* **Short task**
Spot every line with the word "Portfolio" and return it.

* **Data lines**
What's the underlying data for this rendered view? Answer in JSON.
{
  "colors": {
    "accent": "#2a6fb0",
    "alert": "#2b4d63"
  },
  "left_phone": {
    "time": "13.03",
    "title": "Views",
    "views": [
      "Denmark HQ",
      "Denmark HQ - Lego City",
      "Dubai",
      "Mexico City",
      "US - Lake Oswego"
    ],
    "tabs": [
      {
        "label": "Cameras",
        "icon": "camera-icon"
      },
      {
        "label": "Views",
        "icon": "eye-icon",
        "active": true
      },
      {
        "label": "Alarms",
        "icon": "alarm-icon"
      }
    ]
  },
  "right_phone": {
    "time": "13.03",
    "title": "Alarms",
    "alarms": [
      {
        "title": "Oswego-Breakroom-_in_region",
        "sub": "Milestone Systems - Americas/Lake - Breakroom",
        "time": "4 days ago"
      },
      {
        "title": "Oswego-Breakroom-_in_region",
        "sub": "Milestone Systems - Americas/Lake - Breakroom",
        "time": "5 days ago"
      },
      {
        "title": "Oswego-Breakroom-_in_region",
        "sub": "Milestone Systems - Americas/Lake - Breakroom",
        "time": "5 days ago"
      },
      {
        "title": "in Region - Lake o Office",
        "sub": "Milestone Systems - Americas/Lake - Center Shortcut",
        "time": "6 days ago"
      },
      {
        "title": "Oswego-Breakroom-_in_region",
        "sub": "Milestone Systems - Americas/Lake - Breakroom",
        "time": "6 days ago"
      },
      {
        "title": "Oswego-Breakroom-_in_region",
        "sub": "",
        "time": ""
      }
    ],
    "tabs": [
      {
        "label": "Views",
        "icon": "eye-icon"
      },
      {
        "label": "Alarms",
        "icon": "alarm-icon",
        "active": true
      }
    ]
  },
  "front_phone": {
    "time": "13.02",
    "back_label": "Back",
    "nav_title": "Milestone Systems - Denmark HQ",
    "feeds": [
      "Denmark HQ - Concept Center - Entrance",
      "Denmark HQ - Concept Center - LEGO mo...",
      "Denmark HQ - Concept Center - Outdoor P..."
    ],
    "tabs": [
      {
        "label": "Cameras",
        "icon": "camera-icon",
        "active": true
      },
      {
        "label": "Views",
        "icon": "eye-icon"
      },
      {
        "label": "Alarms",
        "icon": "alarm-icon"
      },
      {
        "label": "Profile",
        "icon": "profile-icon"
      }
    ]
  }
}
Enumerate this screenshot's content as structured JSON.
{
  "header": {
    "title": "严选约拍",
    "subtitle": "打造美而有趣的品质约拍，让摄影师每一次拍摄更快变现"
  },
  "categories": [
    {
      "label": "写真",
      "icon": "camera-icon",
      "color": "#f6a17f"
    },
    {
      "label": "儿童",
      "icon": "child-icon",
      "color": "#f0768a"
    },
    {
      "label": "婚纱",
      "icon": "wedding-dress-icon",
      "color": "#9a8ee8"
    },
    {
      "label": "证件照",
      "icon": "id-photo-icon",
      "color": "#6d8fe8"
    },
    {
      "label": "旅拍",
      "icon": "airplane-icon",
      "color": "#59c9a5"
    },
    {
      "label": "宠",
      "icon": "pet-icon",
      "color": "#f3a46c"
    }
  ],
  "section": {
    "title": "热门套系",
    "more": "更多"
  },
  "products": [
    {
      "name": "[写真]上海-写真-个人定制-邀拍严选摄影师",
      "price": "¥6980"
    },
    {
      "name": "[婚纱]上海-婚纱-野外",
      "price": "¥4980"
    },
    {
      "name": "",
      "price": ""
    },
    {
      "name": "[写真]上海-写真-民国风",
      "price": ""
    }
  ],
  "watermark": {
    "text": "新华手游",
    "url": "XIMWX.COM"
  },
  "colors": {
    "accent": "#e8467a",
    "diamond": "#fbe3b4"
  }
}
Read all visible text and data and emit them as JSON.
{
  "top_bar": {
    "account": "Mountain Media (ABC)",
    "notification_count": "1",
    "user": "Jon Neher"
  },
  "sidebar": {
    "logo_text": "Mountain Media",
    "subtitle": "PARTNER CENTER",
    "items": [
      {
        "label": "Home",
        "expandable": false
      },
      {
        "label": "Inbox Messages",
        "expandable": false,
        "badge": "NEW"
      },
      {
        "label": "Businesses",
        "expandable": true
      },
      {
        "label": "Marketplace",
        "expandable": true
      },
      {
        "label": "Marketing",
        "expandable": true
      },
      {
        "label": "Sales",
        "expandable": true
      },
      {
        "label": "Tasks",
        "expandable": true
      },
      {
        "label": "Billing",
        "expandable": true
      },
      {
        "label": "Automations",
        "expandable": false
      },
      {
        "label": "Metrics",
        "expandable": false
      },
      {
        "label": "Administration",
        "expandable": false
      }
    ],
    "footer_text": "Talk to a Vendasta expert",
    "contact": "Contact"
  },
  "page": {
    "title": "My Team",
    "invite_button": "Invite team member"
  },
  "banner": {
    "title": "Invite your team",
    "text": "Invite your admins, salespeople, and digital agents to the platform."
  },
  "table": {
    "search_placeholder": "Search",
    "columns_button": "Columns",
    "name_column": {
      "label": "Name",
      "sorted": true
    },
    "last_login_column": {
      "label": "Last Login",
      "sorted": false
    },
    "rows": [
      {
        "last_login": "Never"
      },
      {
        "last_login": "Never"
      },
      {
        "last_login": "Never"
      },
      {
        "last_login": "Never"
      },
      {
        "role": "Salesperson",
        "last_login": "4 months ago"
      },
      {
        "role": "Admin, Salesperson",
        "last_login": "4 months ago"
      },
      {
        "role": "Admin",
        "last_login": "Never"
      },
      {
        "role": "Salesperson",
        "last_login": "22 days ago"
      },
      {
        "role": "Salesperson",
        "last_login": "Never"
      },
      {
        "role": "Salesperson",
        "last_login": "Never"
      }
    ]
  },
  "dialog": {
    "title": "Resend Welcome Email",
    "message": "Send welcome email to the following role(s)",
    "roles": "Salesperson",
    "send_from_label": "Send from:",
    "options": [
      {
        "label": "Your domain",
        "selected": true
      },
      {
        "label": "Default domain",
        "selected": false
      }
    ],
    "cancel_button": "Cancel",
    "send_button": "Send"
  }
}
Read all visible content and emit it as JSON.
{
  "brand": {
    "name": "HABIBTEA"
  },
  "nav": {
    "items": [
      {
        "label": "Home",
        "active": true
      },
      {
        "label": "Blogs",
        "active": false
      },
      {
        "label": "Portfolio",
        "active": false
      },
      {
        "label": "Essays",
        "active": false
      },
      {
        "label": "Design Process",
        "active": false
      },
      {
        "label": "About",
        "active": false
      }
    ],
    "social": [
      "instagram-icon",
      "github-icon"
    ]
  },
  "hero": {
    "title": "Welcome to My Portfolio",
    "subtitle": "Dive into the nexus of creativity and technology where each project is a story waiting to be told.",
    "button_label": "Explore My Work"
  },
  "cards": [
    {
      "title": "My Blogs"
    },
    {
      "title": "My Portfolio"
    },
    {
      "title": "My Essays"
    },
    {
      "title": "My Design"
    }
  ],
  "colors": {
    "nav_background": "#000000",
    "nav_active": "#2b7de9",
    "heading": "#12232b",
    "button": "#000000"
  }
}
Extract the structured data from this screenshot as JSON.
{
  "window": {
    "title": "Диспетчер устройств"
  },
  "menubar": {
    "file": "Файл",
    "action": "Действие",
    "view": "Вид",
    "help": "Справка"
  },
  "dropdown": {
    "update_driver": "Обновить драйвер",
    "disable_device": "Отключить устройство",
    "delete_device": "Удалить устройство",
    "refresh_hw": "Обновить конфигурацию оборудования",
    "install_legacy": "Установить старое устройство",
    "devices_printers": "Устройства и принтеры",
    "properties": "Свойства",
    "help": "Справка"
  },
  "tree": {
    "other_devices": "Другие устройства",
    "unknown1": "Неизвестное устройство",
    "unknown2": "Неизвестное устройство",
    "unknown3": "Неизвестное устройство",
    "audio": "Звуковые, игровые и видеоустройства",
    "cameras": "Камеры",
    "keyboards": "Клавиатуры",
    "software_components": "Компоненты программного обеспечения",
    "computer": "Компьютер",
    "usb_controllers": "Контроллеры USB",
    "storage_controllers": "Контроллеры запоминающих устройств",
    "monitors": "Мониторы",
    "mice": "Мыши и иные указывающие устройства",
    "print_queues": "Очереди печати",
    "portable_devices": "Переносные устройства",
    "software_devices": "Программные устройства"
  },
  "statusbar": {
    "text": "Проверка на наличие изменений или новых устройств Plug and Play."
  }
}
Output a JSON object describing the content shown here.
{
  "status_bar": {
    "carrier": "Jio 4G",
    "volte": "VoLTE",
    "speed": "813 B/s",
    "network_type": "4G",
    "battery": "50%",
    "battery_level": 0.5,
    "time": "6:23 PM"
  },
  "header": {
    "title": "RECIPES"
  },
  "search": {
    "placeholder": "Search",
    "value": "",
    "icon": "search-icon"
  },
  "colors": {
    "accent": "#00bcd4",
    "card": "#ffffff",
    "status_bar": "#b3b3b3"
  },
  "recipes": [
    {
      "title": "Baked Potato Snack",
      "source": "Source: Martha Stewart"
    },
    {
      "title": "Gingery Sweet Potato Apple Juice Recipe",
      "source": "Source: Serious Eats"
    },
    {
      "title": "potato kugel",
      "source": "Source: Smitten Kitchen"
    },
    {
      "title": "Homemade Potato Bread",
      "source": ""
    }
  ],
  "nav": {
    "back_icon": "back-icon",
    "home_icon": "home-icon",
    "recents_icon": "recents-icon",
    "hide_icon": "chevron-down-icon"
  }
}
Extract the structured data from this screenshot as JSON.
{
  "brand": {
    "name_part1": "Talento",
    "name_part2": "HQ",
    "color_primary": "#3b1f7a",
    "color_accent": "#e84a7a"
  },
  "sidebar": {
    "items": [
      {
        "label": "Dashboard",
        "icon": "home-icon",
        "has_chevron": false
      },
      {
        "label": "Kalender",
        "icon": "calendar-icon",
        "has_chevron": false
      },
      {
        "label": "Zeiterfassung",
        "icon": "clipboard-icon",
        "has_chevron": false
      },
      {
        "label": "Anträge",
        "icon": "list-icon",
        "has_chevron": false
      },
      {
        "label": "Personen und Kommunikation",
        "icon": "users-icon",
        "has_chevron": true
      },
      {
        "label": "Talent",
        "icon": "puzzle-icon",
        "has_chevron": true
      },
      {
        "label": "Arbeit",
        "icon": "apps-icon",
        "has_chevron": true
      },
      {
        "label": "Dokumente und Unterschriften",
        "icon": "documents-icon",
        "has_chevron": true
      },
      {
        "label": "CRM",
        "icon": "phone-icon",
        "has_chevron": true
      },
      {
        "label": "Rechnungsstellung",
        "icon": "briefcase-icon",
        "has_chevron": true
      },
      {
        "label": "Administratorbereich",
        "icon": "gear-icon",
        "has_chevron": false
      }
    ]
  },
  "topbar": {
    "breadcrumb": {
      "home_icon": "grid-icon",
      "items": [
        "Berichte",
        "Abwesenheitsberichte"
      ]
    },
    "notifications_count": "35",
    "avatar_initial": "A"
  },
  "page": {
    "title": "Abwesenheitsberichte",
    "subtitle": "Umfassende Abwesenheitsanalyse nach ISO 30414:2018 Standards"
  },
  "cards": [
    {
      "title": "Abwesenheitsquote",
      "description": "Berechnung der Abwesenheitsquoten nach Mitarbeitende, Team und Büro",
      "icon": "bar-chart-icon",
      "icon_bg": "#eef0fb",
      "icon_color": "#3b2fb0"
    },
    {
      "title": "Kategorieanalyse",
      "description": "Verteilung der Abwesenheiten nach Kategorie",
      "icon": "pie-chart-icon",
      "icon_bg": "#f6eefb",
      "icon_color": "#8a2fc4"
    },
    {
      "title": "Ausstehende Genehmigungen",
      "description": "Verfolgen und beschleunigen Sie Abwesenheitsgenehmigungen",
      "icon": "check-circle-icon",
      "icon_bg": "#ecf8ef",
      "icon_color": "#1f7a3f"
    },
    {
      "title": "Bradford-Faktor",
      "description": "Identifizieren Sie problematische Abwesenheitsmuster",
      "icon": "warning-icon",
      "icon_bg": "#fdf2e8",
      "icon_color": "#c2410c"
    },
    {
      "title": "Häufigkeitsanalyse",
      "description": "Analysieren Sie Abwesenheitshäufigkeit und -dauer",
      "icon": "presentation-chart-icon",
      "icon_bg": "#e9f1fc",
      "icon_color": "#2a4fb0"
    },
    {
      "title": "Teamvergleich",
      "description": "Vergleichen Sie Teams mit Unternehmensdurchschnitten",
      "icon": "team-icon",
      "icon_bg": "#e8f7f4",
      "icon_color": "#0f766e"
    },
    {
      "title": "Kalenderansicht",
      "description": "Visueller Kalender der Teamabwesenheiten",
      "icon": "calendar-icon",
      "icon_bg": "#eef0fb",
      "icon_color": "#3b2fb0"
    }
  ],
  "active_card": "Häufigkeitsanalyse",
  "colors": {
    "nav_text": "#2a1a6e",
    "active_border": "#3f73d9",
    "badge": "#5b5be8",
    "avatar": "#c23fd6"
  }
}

* **Reply**
        "label": "Portfolio",
    "title": "Welcome to My Portfolio",
      "title": "My Portfolio"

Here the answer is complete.